[Problem details]:
Could you print every record below exactly as it appears?

[The data]:
▶

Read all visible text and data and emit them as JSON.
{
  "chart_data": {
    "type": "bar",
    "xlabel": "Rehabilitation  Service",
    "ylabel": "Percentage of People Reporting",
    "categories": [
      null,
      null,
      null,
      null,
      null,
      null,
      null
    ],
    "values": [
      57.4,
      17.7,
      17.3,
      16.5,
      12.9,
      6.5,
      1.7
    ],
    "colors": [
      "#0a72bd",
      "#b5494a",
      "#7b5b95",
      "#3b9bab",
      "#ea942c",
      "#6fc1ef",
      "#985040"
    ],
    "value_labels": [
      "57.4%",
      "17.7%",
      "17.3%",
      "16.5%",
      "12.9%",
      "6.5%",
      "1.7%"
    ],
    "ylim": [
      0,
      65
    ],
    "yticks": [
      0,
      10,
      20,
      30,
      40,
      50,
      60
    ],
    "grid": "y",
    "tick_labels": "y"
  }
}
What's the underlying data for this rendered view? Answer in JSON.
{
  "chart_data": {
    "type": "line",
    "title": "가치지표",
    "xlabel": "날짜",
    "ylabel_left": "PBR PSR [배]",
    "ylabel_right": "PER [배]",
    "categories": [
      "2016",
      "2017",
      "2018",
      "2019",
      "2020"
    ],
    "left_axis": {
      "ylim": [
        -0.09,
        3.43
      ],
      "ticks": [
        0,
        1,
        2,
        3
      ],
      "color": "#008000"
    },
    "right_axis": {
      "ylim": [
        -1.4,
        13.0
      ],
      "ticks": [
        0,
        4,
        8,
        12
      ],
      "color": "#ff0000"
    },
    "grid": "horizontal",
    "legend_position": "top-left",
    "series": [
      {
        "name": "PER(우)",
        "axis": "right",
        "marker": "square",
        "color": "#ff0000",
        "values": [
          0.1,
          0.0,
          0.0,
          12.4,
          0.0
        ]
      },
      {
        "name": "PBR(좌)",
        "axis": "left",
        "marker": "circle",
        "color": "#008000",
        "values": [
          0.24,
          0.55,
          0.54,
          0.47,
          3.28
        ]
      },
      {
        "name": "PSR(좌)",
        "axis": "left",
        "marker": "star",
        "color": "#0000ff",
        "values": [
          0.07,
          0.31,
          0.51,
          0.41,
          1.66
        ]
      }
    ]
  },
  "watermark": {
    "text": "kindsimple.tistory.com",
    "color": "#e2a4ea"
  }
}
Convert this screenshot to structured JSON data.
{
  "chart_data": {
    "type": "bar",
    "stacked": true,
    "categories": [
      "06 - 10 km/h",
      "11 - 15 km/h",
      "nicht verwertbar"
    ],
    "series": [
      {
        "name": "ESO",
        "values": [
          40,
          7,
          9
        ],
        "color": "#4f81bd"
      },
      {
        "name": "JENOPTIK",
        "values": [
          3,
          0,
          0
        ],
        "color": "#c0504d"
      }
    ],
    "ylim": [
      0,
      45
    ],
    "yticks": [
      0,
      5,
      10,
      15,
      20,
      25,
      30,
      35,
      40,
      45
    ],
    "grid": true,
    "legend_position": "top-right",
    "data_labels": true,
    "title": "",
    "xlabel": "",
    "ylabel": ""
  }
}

◀

[Written response]:
Read all visible text and data and emit them as JSON.
{
  "chart_data": {
    "type": "bar",
    "xlabel": "Rehabilitation  Service",
    "ylabel": "Percentage of People Reporting",
    "categories": [
      null,
      null,
      null,
      null,
      null,
      null,
      null
    ],
    "values": [
      57.4,
      17.7,
      17.3,
      16.5,
      12.9,
      6.5,
      1.7
    ],
    "colors": [
      "#0a72bd",
      "#b5494a",
      "#7b5b95",
      "#3b9bab",
      "#ea942c",
      "#6fc1ef",
      "#985040"
    ],
    "value_labels": [
      "57.4%",
      "17.7%",
      "17.3%",
      "16.5%",
      "12.9%",
      "6.5%",
      "1.7%"
    ],
    "ylim": [
      0,
      65
    ],
    "yticks": [
      0,
      10,
      20,
      30,
      40,
      50,
      60
    ],
    "grid": "y",
    "tick_labels": "y"
  }
}
What's the underlying data for this rendered view? Answer in JSON.
{
  "chart_data": {
    "type": "line",
    "title": "가치지표",
    "xlabel": "날짜",
    "ylabel_left": "PBR PSR [배]",
    "ylabel_right": "PER [배]",
    "categories": [
      "2016",
      "2017",
      "2018",
      "2019",
      "2020"
    ],
    "left_axis": {
      "ylim": [
        -0.09,
        3.43
      ],
      "ticks": [
        0,
        1,
        2,
        3
      ],
      "color": "#008000"
    },
    "right_axis": {
      "ylim": [
        -1.4,
        13.0
      ],
      "ticks": [
        0,
        4,
        8,
        12
      ],
      "color": "#ff0000"
    },
    "grid": "horizontal",
    "legend_position": "top-left",
    "series": [
      {
        "name": "PER(우)",
        "axis": "right",
        "marker": "square",
        "color": "#ff0000",
        "values": [
          0.1,
          0.0,
          0.0,
          12.4,
          0.0
        ]
      },
      {
        "name": "PBR(좌)",
        "axis": "left",
        "marker": "circle",
        "color": "#008000",
        "values": [
          0.24,
          0.55,
          0.54,
          0.47,
          3.28
        ]
      },
      {
        "name": "PSR(좌)",
        "axis": "left",
        "marker": "star",
        "color": "#0000ff",
        "values": [
          0.07,
          0.31,
          0.51,
          0.41,
          1.66
        ]
      }
    ]
  },
  "watermark": {
    "text": "kindsimple.tistory.com",
    "color": "#e2a4ea"
  }
}
Convert this screenshot to structured JSON data.
{
  "chart_data": {
    "type": "bar",
    "stacked": true,
    "categories": [
      "06 - 10 km/h",
      "11 - 15 km/h",
      "nicht verwertbar"
    ],
    "series": [
      {
        "name": "ESO",
        "values": [
          40,
          7,
          9
        ],
        "color": "#4f81bd"
      },
      {
        "name": "JENOPTIK",
        "values": [
          3,
          0,
          0
        ],
        "color": "#c0504d"
      }
    ],
    "ylim": [
      0,
      45
    ],
    "yticks": [
      0,
      5,
      10,
      15,
      20,
      25,
      30,
      35,
      40,
      45
    ],
    "grid": true,
    "legend_position": "top-right",
    "data_labels": true,
    "title": "",
    "xlabel": "",
    "ylabel": ""
  }
}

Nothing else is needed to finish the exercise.